▶ [Stated exercise]: Count how many lines hold the word "this" and give that number as the whole answer.
******************************
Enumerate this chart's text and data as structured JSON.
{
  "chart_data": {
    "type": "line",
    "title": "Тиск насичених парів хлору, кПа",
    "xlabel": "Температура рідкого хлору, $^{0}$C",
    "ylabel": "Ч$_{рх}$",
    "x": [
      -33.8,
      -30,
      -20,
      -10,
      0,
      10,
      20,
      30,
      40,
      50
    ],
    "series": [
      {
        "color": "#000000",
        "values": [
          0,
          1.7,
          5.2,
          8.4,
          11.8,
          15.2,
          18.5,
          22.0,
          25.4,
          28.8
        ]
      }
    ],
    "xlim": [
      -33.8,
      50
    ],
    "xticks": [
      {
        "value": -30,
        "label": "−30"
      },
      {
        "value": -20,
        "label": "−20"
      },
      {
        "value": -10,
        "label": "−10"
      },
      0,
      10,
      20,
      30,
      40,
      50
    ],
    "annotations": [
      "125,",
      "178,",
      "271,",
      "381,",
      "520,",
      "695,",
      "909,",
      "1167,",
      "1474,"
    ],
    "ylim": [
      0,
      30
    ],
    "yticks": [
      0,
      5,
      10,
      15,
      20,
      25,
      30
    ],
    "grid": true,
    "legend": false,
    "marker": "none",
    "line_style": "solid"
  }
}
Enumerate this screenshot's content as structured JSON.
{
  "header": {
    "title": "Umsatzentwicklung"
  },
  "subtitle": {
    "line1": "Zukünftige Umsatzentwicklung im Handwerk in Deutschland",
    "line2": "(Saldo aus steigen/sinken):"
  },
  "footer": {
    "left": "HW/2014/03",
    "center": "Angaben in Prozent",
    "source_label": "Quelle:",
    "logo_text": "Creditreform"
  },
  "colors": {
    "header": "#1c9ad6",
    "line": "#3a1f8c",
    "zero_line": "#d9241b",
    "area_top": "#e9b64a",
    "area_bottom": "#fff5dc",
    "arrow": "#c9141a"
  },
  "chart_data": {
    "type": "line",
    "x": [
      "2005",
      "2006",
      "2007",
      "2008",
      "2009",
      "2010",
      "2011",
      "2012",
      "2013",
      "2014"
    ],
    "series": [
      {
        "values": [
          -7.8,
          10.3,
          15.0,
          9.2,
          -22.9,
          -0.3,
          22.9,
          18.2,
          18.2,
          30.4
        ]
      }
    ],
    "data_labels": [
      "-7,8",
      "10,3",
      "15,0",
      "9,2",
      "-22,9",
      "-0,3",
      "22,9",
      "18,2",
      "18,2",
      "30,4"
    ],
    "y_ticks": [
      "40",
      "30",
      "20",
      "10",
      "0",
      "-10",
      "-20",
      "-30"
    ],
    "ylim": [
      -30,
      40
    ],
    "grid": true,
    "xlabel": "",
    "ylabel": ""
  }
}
******************************
▶ [Exercise result]: 2